>>>

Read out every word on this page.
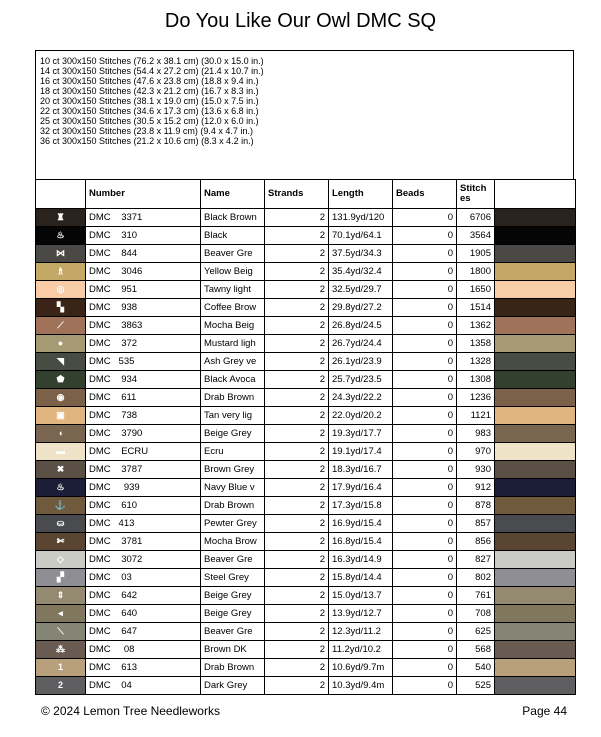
Do You Like Our Owl DMC SQ
10 ct 300x150 Stitches (76.2 x 38.1 cm) (30.0 x 15.0 in.)
14 ct 300x150 Stitches (54.4 x 27.2 cm) (21.4 x 10.7 in.)
16 ct 300x150 Stitches (47.6 x 23.8 cm) (18.8 x 9.4 in.)
18 ct 300x150 Stitches (42.3 x 21.2 cm) (16.7 x 8.3 in.)
20 ct 300x150 Stitches (38.1 x 19.0 cm) (15.0 x 7.5 in.)
22 ct 300x150 Stitches (34.6 x 17.3 cm) (13.6 x 6.8 in.)
25 ct 300x150 Stitches (30.5 x 15.2 cm) (12.0 x 6.0 in.)
32 ct 300x150 Stitches (23.8 x 11.9 cm) (9.4 x 4.7 in.)
36 ct 300x150 Stitches (21.2 x 10.6 cm) (8.3 x 4.2 in.)
	Number	Name	Strands	Length	Beads	Stitch es	
♜	DMC    3371	Black Brown	2	131.9yd/120	0	6706	
♨	DMC    310	Black	2	70.1yd/64.1	0	3564	
⋈	DMC    844	Beaver Gre	2	37.5yd/34.3	0	1905	
♗	DMC    3046	Yellow Beig	2	35.4yd/32.4	0	1800	
◎	DMC    951	Tawny light	2	32.5yd/29.7	0	1650	
▚	DMC    938	Coffee Brow	2	29.8yd/27.2	0	1514	
⟋	DMC    3863	Mocha Beig	2	26.8yd/24.5	0	1362	
●	DMC    372	Mustard ligh	2	26.7yd/24.4	0	1358	
◥	DMC   535	Ash Grey ve	2	26.1yd/23.9	0	1328	
⬟	DMC    934	Black Avoca	2	25.7yd/23.5	0	1308	
◉	DMC    611	Drab Brown	2	24.3yd/22.2	0	1236	
▣	DMC    738	Tan very lig	2	22.0yd/20.2	0	1121	
◖	DMC    3790	Beige Grey	2	19.3yd/17.7	0	983	
▬	DMC    ECRU	Ecru	2	19.1yd/17.4	0	970	
✖	DMC    3787	Brown Grey	2	18.3yd/16.7	0	930	
♨	DMC     939	Navy Blue v	2	17.9yd/16.4	0	912	
⚓	DMC    610	Drab Brown	2	17.3yd/15.8	0	878	
⛀	DMC   413	Pewter Grey	2	16.9yd/15.4	0	857	
✄	DMC    3781	Mocha Brow	2	16.8yd/15.4	0	856	
◇	DMC    3072	Beaver Gre	2	16.3yd/14.9	0	827	
▞	DMC    03	Steel Grey	2	15.8yd/14.4	0	802	
⇕	DMC    642	Beige Grey	2	15.0yd/13.7	0	761	
◂	DMC    640	Beige Grey	2	13.9yd/12.7	0	708	
⟍	DMC    647	Beaver Gre	2	12.3yd/11.2	0	625	
⁂	DMC     08	Brown DK	2	11.2yd/10.2	0	568	
1	DMC    613	Drab Brown	2	10.6yd/9.7m	0	540	
2	DMC    04	Dark Grey	2	10.3yd/9.4m	0	525	
© 2024 Lemon Tree Needleworks	Page 44
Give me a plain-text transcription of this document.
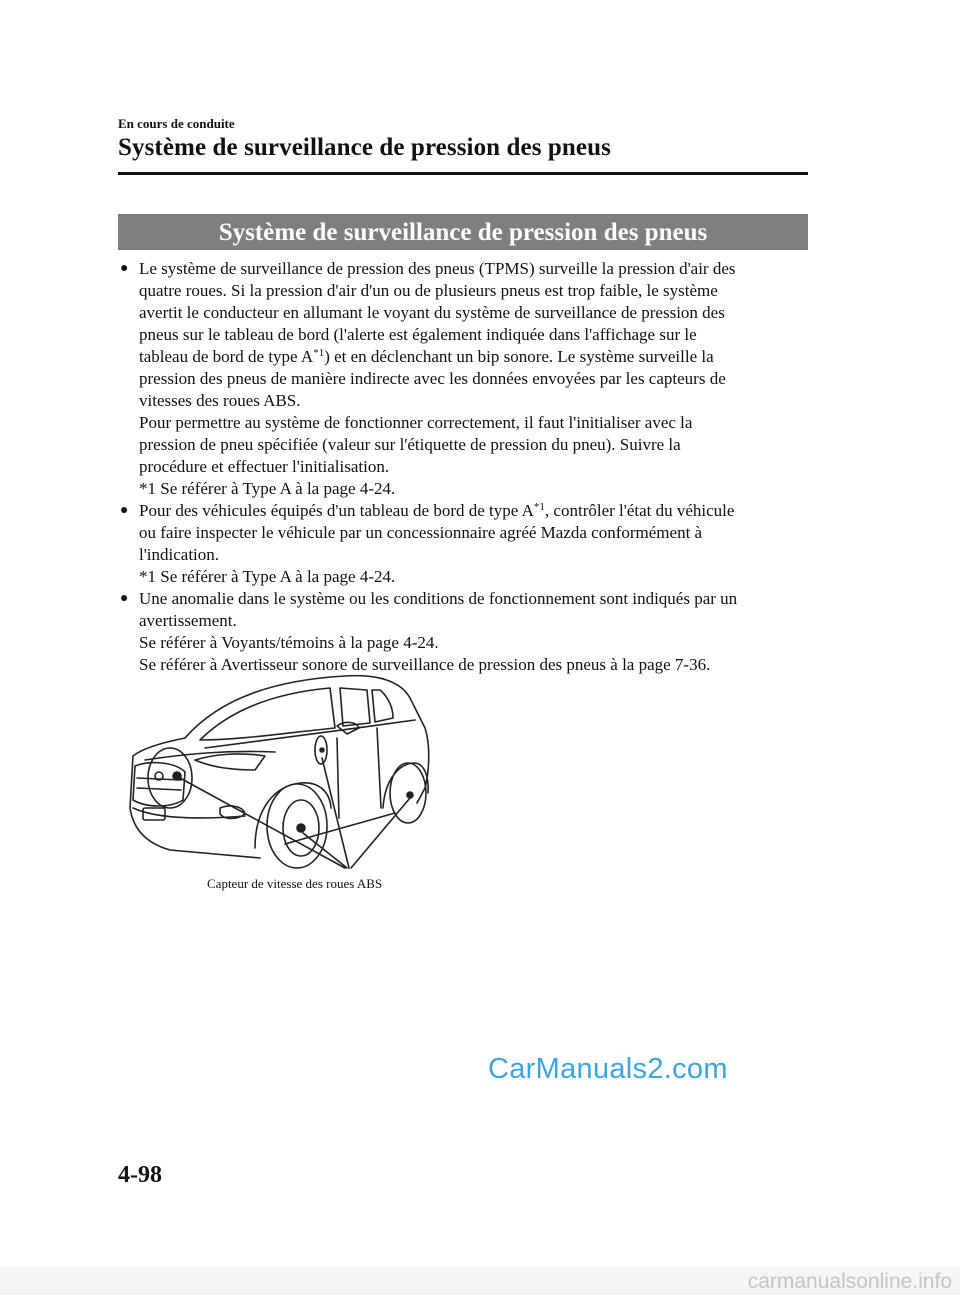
En cours de conduite
Système de surveillance de pression des pneus
Système de surveillance de pression des pneus
● Le système de surveillance de pression des pneus (TPMS) surveille la pression d'air des

quatre roues. Si la pression d'air d'un ou de plusieurs pneus est trop faible, le système

avertit le conducteur en allumant le voyant du système de surveillance de pression des

pneus sur le tableau de bord (l'alerte est également indiquée dans l'affichage sur le

tableau de bord de type $A^{*1}$) et en déclenchant un bip sonore. Le système surveille la

pression des pneus de manière indirecte avec les données envoyées par les capteurs de

vitesses des roues ABS.

Pour permettre au système de fonctionner correctement, il faut l'initialiser avec la

pression de pneu spécifiée (valeur sur l'étiquette de pression du pneu). Suivre la

procédure et effectuer l'initialisation.

*1 Se référer à Type A à la page 4-24.

● Pour des véhicules équipés d'un tableau de bord de type $A^{*1}$, contrôler l'état du véhicule

ou faire inspecter le véhicule par un concessionnaire agréé Mazda conformément à

l'indication.

*1 Se référer à Type A à la page 4-24.

● Une anomalie dans le système ou les conditions de fonctionnement sont indiqués par un

avertissement.

Se référer à Voyants/témoins à la page 4-24.

Se référer à Avertisseur sonore de surveillance de pression des pneus à la page 7-36.

Capteur de vitesse des roues ABS
CarManuals2.com
4-98
carmanualsonline.info
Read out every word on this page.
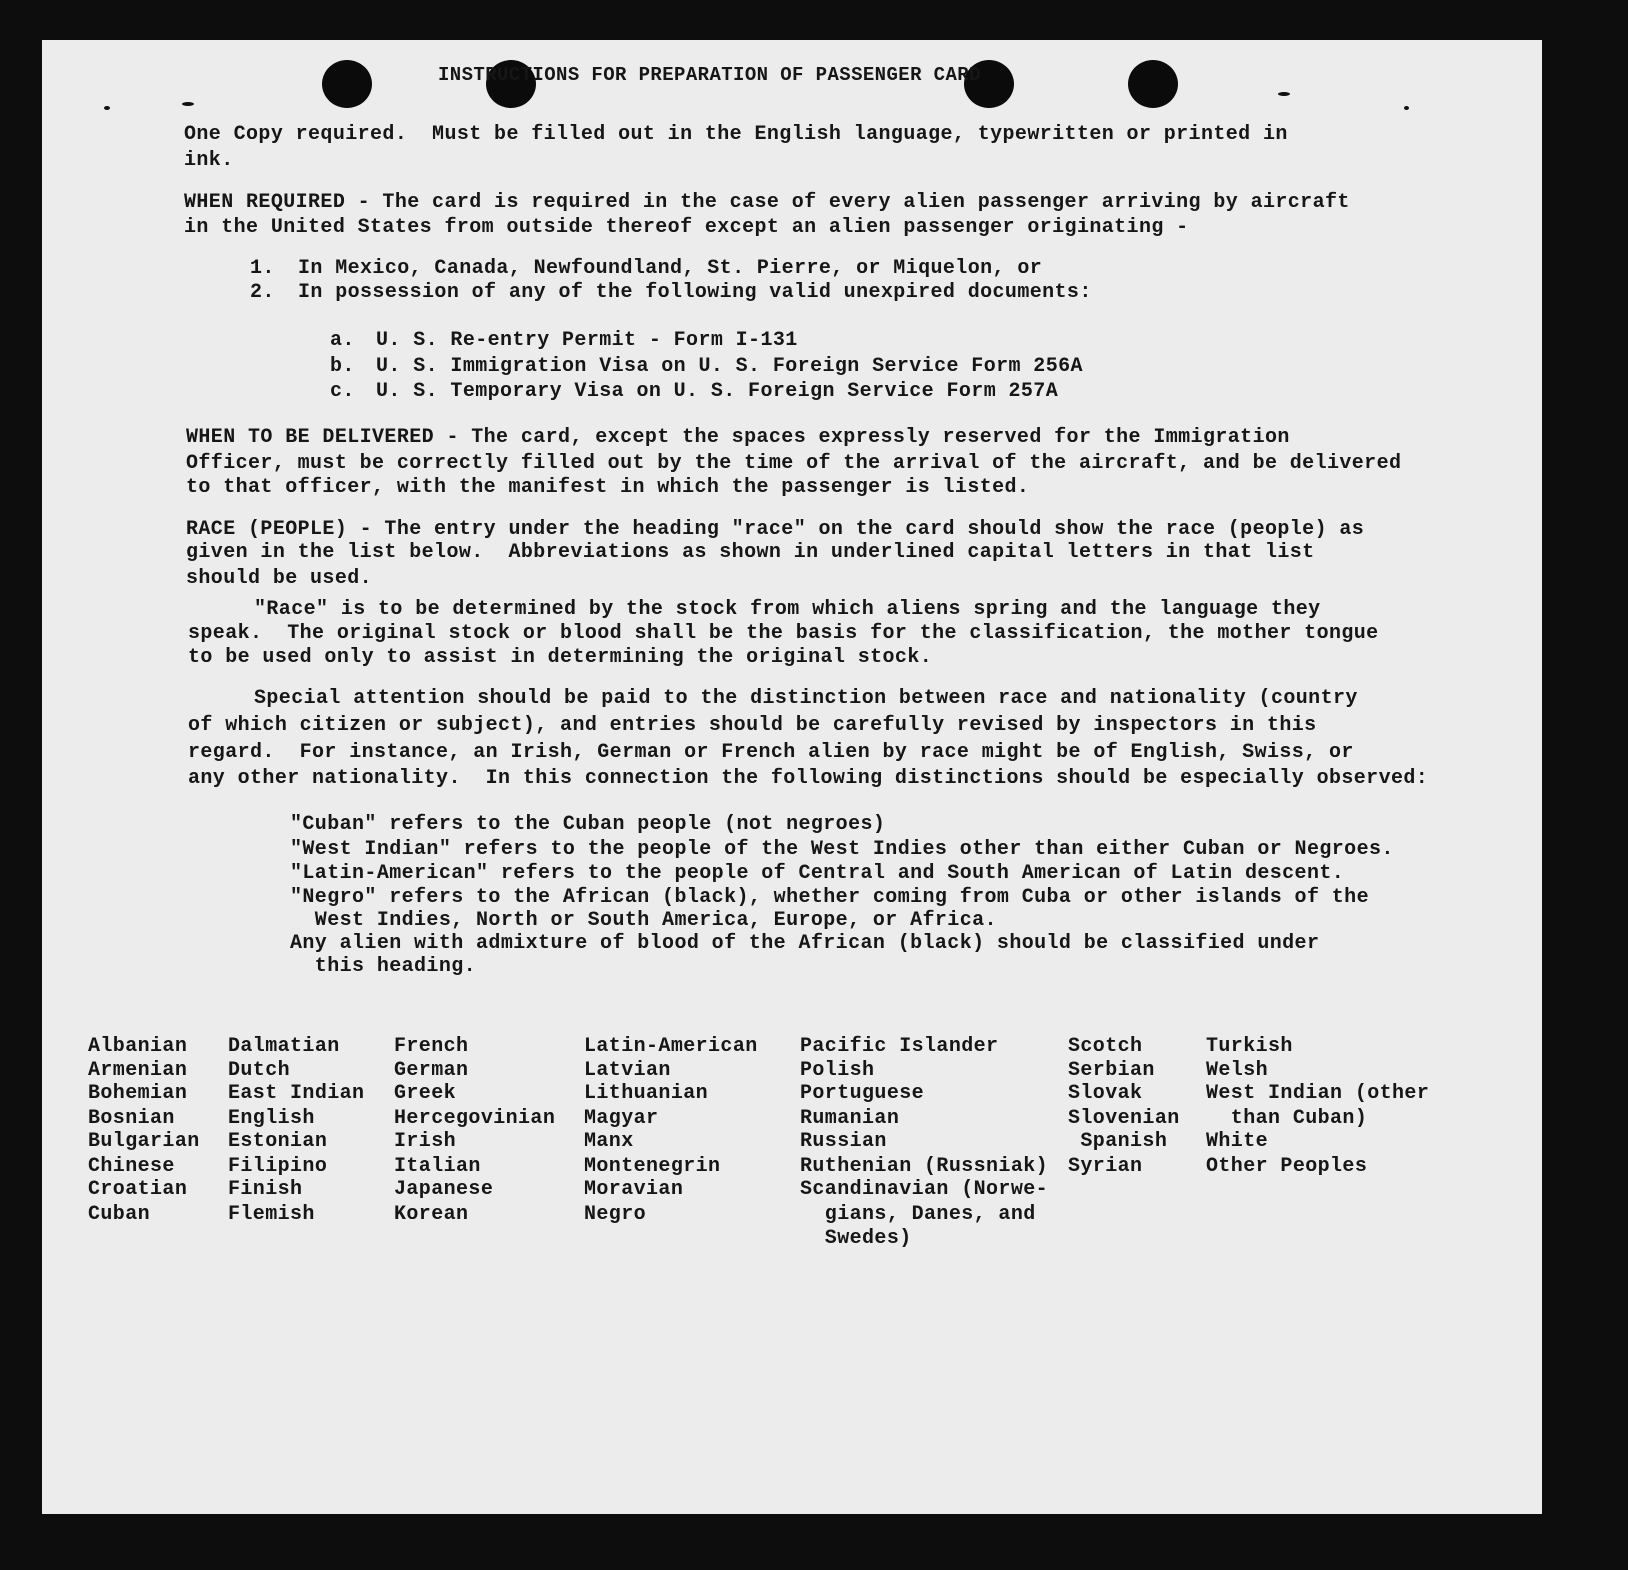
INSTRUCTIONS FOR PREPARATION OF PASSENGER CARD
One Copy required.  Must be filled out in the English language, typewritten or printed in
ink.
WHEN REQUIRED - The card is required in the case of every alien passenger arriving by aircraft
in the United States from outside thereof except an alien passenger originating -
1. In Mexico, Canada, Newfoundland, St. Pierre, or Miquelon, or
2. In possession of any of the following valid unexpired documents:
a. U. S. Re-entry Permit - Form I-131
b. U. S. Immigration Visa on U. S. Foreign Service Form 256A
c. U. S. Temporary Visa on U. S. Foreign Service Form 257A
WHEN TO BE DELIVERED - The card, except the spaces expressly reserved for the Immigration
Officer, must be correctly filled out by the time of the arrival of the aircraft, and be delivered
to that officer, with the manifest in which the passenger is listed.
RACE (PEOPLE) - The entry under the heading "race" on the card should show the race (people) as
given in the list below.  Abbreviations as shown in underlined capital letters in that list
should be used.
"Race" is to be determined by the stock from which aliens spring and the language they
speak.  The original stock or blood shall be the basis for the classification, the mother tongue
to be used only to assist in determining the original stock.
Special attention should be paid to the distinction between race and nationality (country
of which citizen or subject), and entries should be carefully revised by inspectors in this
regard.  For instance, an Irish, German or French alien by race might be of English, Swiss, or
any other nationality.  In this connection the following distinctions should be especially observed:
"Cuban" refers to the Cuban people (not negroes)
"West Indian" refers to the people of the West Indies other than either Cuban or Negroes.
"Latin-American" refers to the people of Central and South American of Latin descent.
"Negro" refers to the African (black), whether coming from Cuba or other islands of the
West Indies, North or South America, Europe, or Africa.
Any alien with admixture of blood of the African (black) should be classified under
this heading.
Albanian
Armenian
Bohemian
Bosnian
Bulgarian
Chinese
Croatian
Cuban
Dalmatian
Dutch
East Indian
English
Estonian
Filipino
Finish
Flemish
French
German
Greek
Hercegovinian
Irish
Italian
Japanese
Korean
Latin-American
Latvian
Lithuanian
Magyar
Manx
Montenegrin
Moravian
Negro
Pacific Islander
Polish
Portuguese
Rumanian
Russian
Ruthenian (Russniak)
Scandinavian (Norwe-
gians, Danes, and
Swedes)
Scotch
Serbian
Slovak
Slovenian
Spanish
Syrian
Turkish
Welsh
West Indian (other
than Cuban)
White
Other Peoples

<<<

* WHAT YOU NEED TO DO:
Determine how many lines of the entries above carry the string "sonore", and give that number alone.

* WRITTEN SOLUTION:
2